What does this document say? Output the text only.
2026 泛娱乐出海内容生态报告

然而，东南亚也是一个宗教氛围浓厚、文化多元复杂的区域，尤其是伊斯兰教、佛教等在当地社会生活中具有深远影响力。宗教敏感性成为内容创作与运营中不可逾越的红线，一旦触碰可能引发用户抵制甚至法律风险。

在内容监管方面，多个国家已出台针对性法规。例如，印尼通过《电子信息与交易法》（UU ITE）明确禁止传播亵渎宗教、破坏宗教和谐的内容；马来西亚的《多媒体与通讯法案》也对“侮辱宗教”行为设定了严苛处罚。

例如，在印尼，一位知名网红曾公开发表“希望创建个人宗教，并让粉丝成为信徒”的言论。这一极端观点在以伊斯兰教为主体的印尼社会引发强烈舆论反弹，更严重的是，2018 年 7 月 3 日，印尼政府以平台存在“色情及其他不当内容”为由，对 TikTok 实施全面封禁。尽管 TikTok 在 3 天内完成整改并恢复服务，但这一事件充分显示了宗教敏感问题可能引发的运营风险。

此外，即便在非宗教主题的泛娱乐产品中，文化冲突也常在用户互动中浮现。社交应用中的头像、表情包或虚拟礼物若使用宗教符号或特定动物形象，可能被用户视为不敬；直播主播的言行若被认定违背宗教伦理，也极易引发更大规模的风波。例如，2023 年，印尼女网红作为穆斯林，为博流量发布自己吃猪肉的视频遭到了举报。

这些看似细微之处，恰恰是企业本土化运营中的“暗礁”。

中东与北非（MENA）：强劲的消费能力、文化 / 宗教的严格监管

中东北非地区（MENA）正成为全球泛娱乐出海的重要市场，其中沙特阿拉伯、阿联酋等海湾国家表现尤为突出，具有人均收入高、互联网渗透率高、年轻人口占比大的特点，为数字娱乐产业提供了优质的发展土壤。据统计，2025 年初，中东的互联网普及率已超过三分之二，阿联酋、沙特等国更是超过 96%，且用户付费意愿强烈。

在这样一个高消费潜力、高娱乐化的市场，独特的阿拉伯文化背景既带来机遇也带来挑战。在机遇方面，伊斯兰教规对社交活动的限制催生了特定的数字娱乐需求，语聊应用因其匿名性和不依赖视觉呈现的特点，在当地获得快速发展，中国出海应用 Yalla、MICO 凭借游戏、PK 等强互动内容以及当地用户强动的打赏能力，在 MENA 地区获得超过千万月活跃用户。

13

# # #

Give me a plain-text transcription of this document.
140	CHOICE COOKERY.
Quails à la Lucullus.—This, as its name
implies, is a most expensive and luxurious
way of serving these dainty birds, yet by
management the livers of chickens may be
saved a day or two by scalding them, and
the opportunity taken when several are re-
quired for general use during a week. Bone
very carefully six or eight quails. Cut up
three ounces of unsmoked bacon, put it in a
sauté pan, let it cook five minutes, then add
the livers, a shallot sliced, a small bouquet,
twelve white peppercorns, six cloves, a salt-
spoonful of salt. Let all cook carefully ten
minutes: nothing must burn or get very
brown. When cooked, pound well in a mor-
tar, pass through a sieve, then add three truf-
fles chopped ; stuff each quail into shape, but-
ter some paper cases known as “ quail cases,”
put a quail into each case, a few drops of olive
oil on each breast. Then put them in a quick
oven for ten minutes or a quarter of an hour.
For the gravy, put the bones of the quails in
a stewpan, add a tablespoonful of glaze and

# # #

- Direction:
Extract all lines from the material above that include the word "them".

- Exercise solution:
saved a day or two by scalding them, and
oil on each breast. Then put them in a quick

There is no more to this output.